» **Aim**
Lift out each line of the data that holds "body".

» **Provided records**

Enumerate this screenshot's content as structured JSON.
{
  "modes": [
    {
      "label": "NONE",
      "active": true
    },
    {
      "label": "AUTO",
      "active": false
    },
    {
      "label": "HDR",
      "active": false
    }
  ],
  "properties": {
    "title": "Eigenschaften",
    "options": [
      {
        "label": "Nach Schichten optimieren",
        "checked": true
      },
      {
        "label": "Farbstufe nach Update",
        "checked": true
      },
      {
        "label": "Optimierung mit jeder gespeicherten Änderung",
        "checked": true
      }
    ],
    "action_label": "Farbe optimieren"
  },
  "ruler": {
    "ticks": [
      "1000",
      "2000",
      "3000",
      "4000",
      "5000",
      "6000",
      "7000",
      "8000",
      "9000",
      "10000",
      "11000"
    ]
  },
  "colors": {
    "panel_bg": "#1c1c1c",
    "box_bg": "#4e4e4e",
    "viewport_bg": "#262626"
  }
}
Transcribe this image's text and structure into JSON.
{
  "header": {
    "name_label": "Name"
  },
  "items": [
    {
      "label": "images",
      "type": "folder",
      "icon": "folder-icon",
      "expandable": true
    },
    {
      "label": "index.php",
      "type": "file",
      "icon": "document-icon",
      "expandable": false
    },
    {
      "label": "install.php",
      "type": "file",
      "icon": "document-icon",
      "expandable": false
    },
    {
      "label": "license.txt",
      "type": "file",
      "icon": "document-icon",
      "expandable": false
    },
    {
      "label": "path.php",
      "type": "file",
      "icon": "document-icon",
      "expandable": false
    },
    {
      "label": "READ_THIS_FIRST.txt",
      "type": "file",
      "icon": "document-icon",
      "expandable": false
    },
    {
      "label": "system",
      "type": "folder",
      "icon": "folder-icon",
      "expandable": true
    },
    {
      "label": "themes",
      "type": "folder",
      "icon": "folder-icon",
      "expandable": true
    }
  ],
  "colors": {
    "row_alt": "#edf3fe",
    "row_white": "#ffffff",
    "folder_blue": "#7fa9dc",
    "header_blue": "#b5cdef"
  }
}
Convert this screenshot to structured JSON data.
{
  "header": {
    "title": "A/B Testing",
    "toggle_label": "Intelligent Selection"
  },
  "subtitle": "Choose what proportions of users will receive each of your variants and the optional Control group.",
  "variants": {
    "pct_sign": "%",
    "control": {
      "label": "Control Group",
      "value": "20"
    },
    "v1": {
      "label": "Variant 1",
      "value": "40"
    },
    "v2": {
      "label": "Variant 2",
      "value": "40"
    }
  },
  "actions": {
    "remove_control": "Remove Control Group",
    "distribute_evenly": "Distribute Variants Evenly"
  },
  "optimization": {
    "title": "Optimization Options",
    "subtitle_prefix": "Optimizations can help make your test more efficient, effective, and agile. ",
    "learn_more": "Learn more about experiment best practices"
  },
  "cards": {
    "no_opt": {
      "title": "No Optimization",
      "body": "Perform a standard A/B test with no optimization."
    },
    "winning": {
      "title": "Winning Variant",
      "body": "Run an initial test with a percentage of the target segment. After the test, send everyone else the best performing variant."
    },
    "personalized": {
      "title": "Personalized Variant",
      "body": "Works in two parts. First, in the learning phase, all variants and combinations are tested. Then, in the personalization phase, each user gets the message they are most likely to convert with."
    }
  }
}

» **Task output**
      "body": "Perform a standard A/B test with no optimization."
      "body": "Run an initial test with a percentage of the target segment. After the test, send everyone else the best performing variant."
      "body": "Works in two parts. First, in the learning phase, all variants and combinations are tested. Then, in the personalization phase, each user gets the message they are most likely to convert with."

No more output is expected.